# Work to complete
Pull out every line of the material that contains the string "axis", and match case exactly.

# Material provided
►
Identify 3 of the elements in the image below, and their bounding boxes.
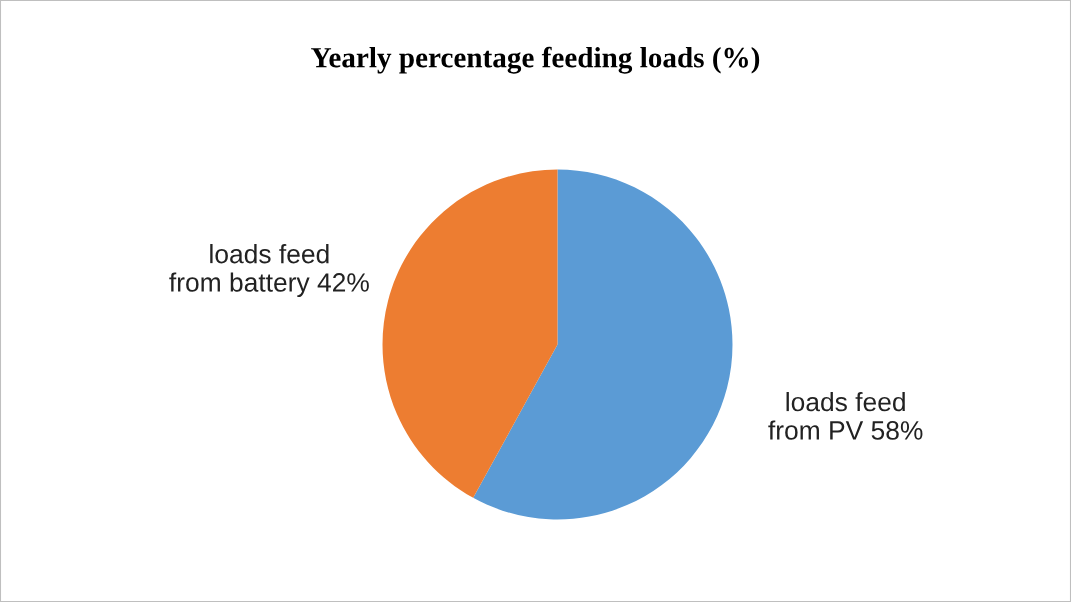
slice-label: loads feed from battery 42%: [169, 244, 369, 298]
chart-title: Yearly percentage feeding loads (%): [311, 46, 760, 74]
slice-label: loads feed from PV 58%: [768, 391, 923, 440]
◄
►
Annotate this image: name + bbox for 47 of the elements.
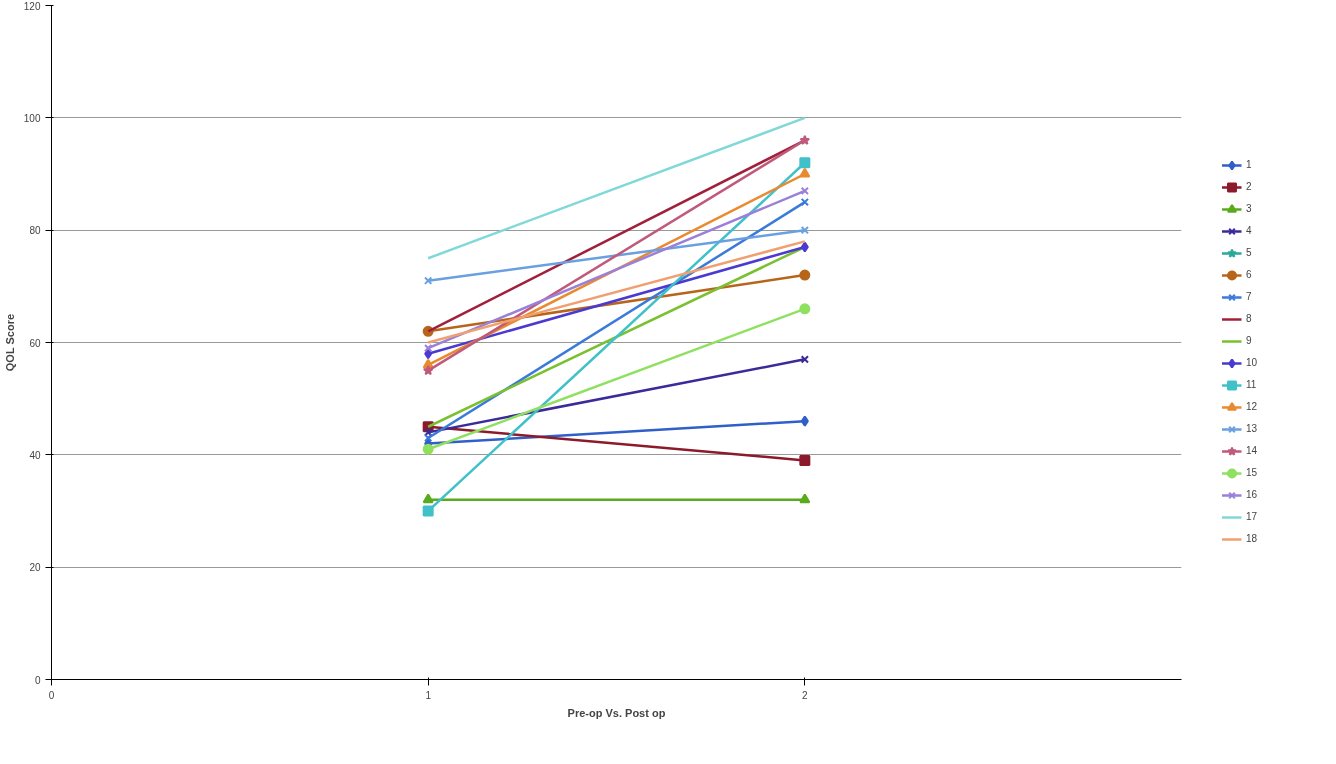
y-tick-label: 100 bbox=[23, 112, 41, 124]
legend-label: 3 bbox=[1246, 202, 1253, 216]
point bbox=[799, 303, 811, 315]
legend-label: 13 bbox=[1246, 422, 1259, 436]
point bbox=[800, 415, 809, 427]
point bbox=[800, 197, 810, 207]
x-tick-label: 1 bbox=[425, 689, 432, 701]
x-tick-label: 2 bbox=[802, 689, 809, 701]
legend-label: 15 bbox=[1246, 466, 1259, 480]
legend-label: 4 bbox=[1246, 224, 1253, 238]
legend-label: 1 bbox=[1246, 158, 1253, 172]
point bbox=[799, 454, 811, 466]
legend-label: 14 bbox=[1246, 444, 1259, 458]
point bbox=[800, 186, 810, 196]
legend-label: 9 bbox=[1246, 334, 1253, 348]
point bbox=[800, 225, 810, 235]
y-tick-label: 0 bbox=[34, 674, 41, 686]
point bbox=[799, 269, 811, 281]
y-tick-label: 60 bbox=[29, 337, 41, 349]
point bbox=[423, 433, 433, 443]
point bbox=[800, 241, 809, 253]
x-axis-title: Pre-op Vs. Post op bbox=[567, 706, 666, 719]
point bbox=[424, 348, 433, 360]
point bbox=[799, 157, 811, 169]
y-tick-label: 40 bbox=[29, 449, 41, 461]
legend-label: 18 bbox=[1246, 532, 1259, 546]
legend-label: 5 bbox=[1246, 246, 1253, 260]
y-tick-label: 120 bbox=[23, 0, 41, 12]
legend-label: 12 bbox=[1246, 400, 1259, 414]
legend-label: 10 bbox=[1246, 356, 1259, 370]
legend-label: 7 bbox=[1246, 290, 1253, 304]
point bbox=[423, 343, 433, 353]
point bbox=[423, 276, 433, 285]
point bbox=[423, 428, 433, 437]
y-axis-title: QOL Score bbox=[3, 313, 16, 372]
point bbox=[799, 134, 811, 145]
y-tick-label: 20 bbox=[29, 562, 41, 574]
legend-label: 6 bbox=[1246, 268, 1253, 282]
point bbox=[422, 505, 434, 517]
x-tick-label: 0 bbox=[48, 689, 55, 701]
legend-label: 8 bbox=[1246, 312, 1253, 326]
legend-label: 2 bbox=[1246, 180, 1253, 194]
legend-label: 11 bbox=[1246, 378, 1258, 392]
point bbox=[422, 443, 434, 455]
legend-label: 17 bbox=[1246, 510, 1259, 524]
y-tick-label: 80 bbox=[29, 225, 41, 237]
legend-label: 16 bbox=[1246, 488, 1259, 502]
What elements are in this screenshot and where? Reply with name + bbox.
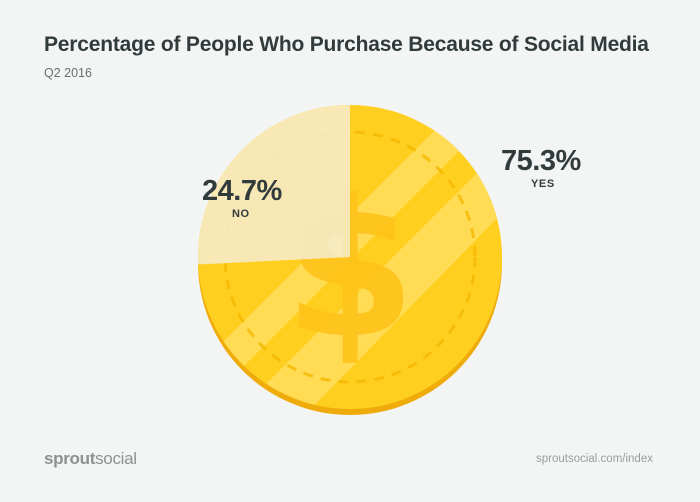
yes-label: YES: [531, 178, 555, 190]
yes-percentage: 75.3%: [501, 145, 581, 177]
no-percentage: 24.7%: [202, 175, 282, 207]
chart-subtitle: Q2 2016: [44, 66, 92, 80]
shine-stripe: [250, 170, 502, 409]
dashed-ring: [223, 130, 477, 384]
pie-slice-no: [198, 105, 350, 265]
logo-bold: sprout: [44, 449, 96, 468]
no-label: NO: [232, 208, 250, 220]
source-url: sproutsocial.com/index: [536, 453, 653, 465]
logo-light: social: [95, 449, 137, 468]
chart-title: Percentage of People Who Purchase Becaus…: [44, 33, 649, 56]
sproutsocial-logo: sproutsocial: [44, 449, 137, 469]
◄
# Correct response
x-axis-title: Pre-op Vs. Post op bbox=[567, 706, 666, 719]
y-axis-title: QOL Score bbox=[3, 313, 16, 372]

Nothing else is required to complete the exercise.